◆ TASK TO CARRY OUT:
In the records below, find the line containing "Serialize everything readable"; give it again exactly, along with every line that follows, and nothing else.

◆ RECORDS:
****

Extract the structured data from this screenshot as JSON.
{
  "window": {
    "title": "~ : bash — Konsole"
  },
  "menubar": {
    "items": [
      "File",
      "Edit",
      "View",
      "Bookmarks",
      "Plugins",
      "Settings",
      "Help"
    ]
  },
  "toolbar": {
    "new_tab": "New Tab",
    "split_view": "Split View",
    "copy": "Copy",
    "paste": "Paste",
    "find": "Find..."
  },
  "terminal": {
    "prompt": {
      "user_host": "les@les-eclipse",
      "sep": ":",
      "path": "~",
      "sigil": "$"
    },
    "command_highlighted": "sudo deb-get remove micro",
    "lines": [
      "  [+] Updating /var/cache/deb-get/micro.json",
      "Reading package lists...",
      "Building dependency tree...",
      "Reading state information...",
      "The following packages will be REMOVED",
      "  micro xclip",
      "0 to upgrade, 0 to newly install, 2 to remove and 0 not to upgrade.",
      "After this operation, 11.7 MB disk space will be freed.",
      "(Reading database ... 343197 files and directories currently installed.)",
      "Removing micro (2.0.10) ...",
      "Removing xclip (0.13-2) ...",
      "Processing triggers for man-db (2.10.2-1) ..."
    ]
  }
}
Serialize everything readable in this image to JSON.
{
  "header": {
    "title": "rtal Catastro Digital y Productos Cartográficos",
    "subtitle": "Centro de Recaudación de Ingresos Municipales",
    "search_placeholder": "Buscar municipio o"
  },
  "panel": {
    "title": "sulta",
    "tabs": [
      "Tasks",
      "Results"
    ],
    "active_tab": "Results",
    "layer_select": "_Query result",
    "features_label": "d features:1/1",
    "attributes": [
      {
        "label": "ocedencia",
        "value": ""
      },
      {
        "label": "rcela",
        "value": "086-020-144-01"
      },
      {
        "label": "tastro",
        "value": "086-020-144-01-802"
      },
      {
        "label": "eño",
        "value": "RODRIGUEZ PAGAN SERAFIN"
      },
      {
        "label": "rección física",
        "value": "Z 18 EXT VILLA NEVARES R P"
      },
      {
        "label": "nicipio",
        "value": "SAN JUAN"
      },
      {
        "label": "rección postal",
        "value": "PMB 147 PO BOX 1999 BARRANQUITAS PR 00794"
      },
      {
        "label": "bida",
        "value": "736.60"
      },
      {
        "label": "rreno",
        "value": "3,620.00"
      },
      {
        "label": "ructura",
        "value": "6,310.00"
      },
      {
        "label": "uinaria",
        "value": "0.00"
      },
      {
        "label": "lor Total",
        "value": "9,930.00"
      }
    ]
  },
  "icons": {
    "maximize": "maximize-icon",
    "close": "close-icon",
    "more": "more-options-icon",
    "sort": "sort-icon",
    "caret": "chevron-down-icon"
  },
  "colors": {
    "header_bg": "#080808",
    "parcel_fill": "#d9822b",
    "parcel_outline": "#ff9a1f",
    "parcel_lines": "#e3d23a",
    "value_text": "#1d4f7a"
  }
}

****

◆ SOLUTION TO THE PROBLEM:
Serialize everything readable in this image to JSON.
{
  "header": {
    "title": "rtal Catastro Digital y Productos Cartográficos",
    "subtitle": "Centro de Recaudación de Ingresos Municipales",
    "search_placeholder": "Buscar municipio o"
  },
  "panel": {
    "title": "sulta",
    "tabs": [
      "Tasks",
      "Results"
    ],
    "active_tab": "Results",
    "layer_select": "_Query result",
    "features_label": "d features:1/1",
    "attributes": [
      {
        "label": "ocedencia",
        "value": ""
      },
      {
        "label": "rcela",
        "value": "086-020-144-01"
      },
      {
        "label": "tastro",
        "value": "086-020-144-01-802"
      },
      {
        "label": "eño",
        "value": "RODRIGUEZ PAGAN SERAFIN"
      },
      {
        "label": "rección física",
        "value": "Z 18 EXT VILLA NEVARES R P"
      },
      {
        "label": "nicipio",
        "value": "SAN JUAN"
      },
      {
        "label": "rección postal",
        "value": "PMB 147 PO BOX 1999 BARRANQUITAS PR 00794"
      },
      {
        "label": "bida",
        "value": "736.60"
      },
      {
        "label": "rreno",
        "value": "3,620.00"
      },
      {
        "label": "ructura",
        "value": "6,310.00"
      },
      {
        "label": "uinaria",
        "value": "0.00"
      },
      {
        "label": "lor Total",
        "value": "9,930.00"
      }
    ]
  },
  "icons": {
    "maximize": "maximize-icon",
    "close": "close-icon",
    "more": "more-options-icon",
    "sort": "sort-icon",
    "caret": "chevron-down-icon"
  },
  "colors": {
    "header_bg": "#080808",
    "parcel_fill": "#d9822b",
    "parcel_outline": "#ff9a1f",
    "parcel_lines": "#e3d23a",
    "value_text": "#1d4f7a"
  }
}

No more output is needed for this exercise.